• _INPUT_

______

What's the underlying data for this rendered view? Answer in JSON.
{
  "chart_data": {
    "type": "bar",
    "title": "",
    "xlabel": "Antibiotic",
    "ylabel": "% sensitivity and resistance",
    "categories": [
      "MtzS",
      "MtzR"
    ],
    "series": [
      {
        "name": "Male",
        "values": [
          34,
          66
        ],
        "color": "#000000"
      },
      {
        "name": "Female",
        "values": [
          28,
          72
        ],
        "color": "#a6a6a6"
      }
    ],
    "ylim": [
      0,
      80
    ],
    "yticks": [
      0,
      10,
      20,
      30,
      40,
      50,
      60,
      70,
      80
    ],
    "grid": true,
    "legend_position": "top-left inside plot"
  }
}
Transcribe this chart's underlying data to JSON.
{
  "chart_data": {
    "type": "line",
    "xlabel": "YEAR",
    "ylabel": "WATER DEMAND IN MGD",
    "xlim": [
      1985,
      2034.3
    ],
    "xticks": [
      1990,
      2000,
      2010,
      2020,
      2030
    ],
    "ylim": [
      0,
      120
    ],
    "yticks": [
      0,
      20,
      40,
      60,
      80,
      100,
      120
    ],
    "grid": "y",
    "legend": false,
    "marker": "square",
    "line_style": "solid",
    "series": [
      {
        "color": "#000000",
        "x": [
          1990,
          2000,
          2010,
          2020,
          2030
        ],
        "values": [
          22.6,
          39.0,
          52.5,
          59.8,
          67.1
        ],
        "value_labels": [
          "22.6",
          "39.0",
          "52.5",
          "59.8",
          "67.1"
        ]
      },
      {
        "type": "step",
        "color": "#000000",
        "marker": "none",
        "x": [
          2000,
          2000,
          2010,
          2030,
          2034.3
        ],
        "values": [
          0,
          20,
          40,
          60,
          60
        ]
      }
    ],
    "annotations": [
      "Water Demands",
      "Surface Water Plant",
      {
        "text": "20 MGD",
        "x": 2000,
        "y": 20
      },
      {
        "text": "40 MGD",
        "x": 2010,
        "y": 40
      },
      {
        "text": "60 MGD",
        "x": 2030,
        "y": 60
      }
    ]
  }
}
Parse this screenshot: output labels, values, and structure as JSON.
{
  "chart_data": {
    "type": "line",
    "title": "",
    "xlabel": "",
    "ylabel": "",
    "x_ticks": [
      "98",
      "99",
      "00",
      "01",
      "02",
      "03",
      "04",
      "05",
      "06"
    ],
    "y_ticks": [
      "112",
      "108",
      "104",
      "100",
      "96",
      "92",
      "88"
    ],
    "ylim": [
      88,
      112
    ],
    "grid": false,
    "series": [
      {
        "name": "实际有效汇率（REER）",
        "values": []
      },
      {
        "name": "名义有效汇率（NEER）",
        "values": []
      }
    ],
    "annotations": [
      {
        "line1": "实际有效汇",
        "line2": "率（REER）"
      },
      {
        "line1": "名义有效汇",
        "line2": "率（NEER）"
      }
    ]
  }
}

______

Where a line holds "type", copy it out.

• _EXERCISE ANSWER_
    "type": "bar",
    "type": "line",
        "type": "step",
    "type": "line",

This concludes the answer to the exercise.